§ **Problem details**: Reproduce each record exactly.
===== Given data
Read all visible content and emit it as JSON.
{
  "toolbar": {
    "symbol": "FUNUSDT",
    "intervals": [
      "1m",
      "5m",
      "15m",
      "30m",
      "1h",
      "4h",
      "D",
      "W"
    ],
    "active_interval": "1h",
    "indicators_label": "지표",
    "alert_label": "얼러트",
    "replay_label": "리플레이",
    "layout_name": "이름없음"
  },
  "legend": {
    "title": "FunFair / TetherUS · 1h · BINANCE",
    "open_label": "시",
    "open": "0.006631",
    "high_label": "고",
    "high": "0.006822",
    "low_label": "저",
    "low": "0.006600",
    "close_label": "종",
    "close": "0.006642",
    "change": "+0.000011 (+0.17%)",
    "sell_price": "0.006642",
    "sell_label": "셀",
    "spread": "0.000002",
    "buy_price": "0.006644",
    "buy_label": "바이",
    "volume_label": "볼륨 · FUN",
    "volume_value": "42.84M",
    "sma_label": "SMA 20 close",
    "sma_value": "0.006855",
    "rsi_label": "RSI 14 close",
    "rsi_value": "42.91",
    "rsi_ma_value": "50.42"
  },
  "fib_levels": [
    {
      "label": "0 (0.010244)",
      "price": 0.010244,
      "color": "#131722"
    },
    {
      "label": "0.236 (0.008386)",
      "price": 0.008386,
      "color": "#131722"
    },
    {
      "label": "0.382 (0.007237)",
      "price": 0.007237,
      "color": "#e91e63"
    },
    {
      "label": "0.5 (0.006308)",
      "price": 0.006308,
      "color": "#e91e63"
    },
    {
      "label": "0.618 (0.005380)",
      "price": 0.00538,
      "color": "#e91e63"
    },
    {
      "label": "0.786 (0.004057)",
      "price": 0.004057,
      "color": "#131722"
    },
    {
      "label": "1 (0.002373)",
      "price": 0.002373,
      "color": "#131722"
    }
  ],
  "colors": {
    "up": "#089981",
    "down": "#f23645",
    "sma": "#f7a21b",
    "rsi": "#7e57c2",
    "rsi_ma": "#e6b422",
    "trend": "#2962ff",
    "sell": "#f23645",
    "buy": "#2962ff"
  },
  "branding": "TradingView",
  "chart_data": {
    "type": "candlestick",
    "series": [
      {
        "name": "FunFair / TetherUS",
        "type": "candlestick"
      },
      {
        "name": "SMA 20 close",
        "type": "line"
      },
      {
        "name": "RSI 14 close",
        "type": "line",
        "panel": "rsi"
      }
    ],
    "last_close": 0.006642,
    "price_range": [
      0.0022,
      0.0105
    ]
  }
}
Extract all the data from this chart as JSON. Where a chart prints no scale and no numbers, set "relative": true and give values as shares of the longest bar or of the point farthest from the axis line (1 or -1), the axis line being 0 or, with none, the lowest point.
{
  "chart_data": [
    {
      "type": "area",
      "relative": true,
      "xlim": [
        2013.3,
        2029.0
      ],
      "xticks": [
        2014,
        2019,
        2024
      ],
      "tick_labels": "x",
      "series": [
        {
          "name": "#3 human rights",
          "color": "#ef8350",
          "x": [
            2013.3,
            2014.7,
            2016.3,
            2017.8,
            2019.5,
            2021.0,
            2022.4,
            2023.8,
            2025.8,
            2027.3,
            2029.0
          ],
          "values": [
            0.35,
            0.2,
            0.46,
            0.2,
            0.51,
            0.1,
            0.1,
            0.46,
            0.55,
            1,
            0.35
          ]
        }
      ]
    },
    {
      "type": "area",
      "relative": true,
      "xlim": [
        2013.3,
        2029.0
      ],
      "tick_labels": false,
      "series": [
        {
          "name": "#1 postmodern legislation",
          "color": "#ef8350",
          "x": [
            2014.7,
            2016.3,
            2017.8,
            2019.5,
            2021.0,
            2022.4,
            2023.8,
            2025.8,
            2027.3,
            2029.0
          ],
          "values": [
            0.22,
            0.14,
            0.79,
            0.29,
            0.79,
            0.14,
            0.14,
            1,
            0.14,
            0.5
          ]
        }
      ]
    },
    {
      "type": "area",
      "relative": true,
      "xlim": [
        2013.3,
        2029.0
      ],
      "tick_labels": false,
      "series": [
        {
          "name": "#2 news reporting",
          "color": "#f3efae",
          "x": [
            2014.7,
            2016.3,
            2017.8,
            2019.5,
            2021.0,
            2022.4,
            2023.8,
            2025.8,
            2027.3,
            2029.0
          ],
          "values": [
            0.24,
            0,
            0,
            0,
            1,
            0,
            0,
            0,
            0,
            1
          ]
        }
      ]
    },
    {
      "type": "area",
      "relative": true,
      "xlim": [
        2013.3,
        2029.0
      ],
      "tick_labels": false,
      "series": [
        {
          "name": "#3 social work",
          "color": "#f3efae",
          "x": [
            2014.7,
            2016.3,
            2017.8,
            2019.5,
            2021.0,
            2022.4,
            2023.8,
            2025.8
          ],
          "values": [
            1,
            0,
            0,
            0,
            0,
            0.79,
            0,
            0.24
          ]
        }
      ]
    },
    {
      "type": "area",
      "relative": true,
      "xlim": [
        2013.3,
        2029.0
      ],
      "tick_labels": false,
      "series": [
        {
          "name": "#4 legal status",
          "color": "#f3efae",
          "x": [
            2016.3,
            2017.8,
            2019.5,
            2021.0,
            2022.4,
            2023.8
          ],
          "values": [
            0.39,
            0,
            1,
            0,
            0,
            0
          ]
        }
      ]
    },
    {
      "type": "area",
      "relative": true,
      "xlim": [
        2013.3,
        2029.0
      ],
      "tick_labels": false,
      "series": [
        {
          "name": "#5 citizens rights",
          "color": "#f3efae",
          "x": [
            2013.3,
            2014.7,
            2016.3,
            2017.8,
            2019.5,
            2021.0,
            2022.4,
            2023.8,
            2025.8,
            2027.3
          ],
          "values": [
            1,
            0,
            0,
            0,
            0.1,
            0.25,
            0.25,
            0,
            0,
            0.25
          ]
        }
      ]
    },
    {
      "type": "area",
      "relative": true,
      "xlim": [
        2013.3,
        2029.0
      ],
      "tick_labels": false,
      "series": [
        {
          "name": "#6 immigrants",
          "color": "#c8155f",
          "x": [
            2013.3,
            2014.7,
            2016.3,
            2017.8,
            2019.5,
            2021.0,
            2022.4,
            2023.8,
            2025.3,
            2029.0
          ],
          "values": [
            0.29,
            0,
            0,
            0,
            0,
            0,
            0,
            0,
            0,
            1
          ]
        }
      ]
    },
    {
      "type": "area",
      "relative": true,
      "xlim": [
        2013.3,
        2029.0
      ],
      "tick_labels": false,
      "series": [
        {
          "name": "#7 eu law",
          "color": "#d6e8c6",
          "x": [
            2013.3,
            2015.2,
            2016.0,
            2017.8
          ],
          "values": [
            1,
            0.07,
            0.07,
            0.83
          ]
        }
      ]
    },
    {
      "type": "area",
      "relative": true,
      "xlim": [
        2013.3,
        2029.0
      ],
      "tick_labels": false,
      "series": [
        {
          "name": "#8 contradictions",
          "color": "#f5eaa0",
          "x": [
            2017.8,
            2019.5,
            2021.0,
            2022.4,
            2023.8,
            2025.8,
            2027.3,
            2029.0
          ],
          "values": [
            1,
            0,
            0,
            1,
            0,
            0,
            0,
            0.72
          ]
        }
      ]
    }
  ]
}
==========
§ **Answer below**:
Read all visible content and emit it as JSON.
{
  "toolbar": {
    "symbol": "FUNUSDT",
    "intervals": [
      "1m",
      "5m",
      "15m",
      "30m",
      "1h",
      "4h",
      "D",
      "W"
    ],
    "active_interval": "1h",
    "indicators_label": "지표",
    "alert_label": "얼러트",
    "replay_label": "리플레이",
    "layout_name": "이름없음"
  },
  "legend": {
    "title": "FunFair / TetherUS · 1h · BINANCE",
    "open_label": "시",
    "open": "0.006631",
    "high_label": "고",
    "high": "0.006822",
    "low_label": "저",
    "low": "0.006600",
    "close_label": "종",
    "close": "0.006642",
    "change": "+0.000011 (+0.17%)",
    "sell_price": "0.006642",
    "sell_label": "셀",
    "spread": "0.000002",
    "buy_price": "0.006644",
    "buy_label": "바이",
    "volume_label": "볼륨 · FUN",
    "volume_value": "42.84M",
    "sma_label": "SMA 20 close",
    "sma_value": "0.006855",
    "rsi_label": "RSI 14 close",
    "rsi_value": "42.91",
    "rsi_ma_value": "50.42"
  },
  "fib_levels": [
    {
      "label": "0 (0.010244)",
      "price": 0.010244,
      "color": "#131722"
    },
    {
      "label": "0.236 (0.008386)",
      "price": 0.008386,
      "color": "#131722"
    },
    {
      "label": "0.382 (0.007237)",
      "price": 0.007237,
      "color": "#e91e63"
    },
    {
      "label": "0.5 (0.006308)",
      "price": 0.006308,
      "color": "#e91e63"
    },
    {
      "label": "0.618 (0.005380)",
      "price": 0.00538,
      "color": "#e91e63"
    },
    {
      "label": "0.786 (0.004057)",
      "price": 0.004057,
      "color": "#131722"
    },
    {
      "label": "1 (0.002373)",
      "price": 0.002373,
      "color": "#131722"
    }
  ],
  "colors": {
    "up": "#089981",
    "down": "#f23645",
    "sma": "#f7a21b",
    "rsi": "#7e57c2",
    "rsi_ma": "#e6b422",
    "trend": "#2962ff",
    "sell": "#f23645",
    "buy": "#2962ff"
  },
  "branding": "TradingView",
  "chart_data": {
    "type": "candlestick",
    "series": [
      {
        "name": "FunFair / TetherUS",
        "type": "candlestick"
      },
      {
        "name": "SMA 20 close",
        "type": "line"
      },
      {
        "name": "RSI 14 close",
        "type": "line",
        "panel": "rsi"
      }
    ],
    "last_close": 0.006642,
    "price_range": [
      0.0022,
      0.0105
    ]
  }
}
Extract all the data from this chart as JSON. Where a chart prints no scale and no numbers, set "relative": true and give values as shares of the longest bar or of the point farthest from the axis line (1 or -1), the axis line being 0 or, with none, the lowest point.
{
  "chart_data": [
    {
      "type": "area",
      "relative": true,
      "xlim": [
        2013.3,
        2029.0
      ],
      "xticks": [
        2014,
        2019,
        2024
      ],
      "tick_labels": "x",
      "series": [
        {
          "name": "#3 human rights",
          "color": "#ef8350",
          "x": [
            2013.3,
            2014.7,
            2016.3,
            2017.8,
            2019.5,
            2021.0,
            2022.4,
            2023.8,
            2025.8,
            2027.3,
            2029.0
          ],
          "values": [
            0.35,
            0.2,
            0.46,
            0.2,
            0.51,
            0.1,
            0.1,
            0.46,
            0.55,
            1,
            0.35
          ]
        }
      ]
    },
    {
      "type": "area",
      "relative": true,
      "xlim": [
        2013.3,
        2029.0
      ],
      "tick_labels": false,
      "series": [
        {
          "name": "#1 postmodern legislation",
          "color": "#ef8350",
          "x": [
            2014.7,
            2016.3,
            2017.8,
            2019.5,
            2021.0,
            2022.4,
            2023.8,
            2025.8,
            2027.3,
            2029.0
          ],
          "values": [
            0.22,
            0.14,
            0.79,
            0.29,
            0.79,
            0.14,
            0.14,
            1,
            0.14,
            0.5
          ]
        }
      ]
    },
    {
      "type": "area",
      "relative": true,
      "xlim": [
        2013.3,
        2029.0
      ],
      "tick_labels": false,
      "series": [
        {
          "name": "#2 news reporting",
          "color": "#f3efae",
          "x": [
            2014.7,
            2016.3,
            2017.8,
            2019.5,
            2021.0,
            2022.4,
            2023.8,
            2025.8,
            2027.3,
            2029.0
          ],
          "values": [
            0.24,
            0,
            0,
            0,
            1,
            0,
            0,
            0,
            0,
            1
          ]
        }
      ]
    },
    {
      "type": "area",
      "relative": true,
      "xlim": [
        2013.3,
        2029.0
      ],
      "tick_labels": false,
      "series": [
        {
          "name": "#3 social work",
          "color": "#f3efae",
          "x": [
            2014.7,
            2016.3,
            2017.8,
            2019.5,
            2021.0,
            2022.4,
            2023.8,
            2025.8
          ],
          "values": [
            1,
            0,
            0,
            0,
            0,
            0.79,
            0,
            0.24
          ]
        }
      ]
    },
    {
      "type": "area",
      "relative": true,
      "xlim": [
        2013.3,
        2029.0
      ],
      "tick_labels": false,
      "series": [
        {
          "name": "#4 legal status",
          "color": "#f3efae",
          "x": [
            2016.3,
            2017.8,
            2019.5,
            2021.0,
            2022.4,
            2023.8
          ],
          "values": [
            0.39,
            0,
            1,
            0,
            0,
            0
          ]
        }
      ]
    },
    {
      "type": "area",
      "relative": true,
      "xlim": [
        2013.3,
        2029.0
      ],
      "tick_labels": false,
      "series": [
        {
          "name": "#5 citizens rights",
          "color": "#f3efae",
          "x": [
            2013.3,
            2014.7,
            2016.3,
            2017.8,
            2019.5,
            2021.0,
            2022.4,
            2023.8,
            2025.8,
            2027.3
          ],
          "values": [
            1,
            0,
            0,
            0,
            0.1,
            0.25,
            0.25,
            0,
            0,
            0.25
          ]
        }
      ]
    },
    {
      "type": "area",
      "relative": true,
      "xlim": [
        2013.3,
        2029.0
      ],
      "tick_labels": false,
      "series": [
        {
          "name": "#6 immigrants",
          "color": "#c8155f",
          "x": [
            2013.3,
            2014.7,
            2016.3,
            2017.8,
            2019.5,
            2021.0,
            2022.4,
            2023.8,
            2025.3,
            2029.0
          ],
          "values": [
            0.29,
            0,
            0,
            0,
            0,
            0,
            0,
            0,
            0,
            1
          ]
        }
      ]
    },
    {
      "type": "area",
      "relative": true,
      "xlim": [
        2013.3,
        2029.0
      ],
      "tick_labels": false,
      "series": [
        {
          "name": "#7 eu law",
          "color": "#d6e8c6",
          "x": [
            2013.3,
            2015.2,
            2016.0,
            2017.8
          ],
          "values": [
            1,
            0.07,
            0.07,
            0.83
          ]
        }
      ]
    },
    {
      "type": "area",
      "relative": true,
      "xlim": [
        2013.3,
        2029.0
      ],
      "tick_labels": false,
      "series": [
        {
          "name": "#8 contradictions",
          "color": "#f5eaa0",
          "x": [
            2017.8,
            2019.5,
            2021.0,
            2022.4,
            2023.8,
            2025.8,
            2027.3,
            2029.0
          ],
          "values": [
            1,
            0,
            0,
            1,
            0,
            0,
            0,
            0.72
          ]
        }
      ]
    }
  ]
}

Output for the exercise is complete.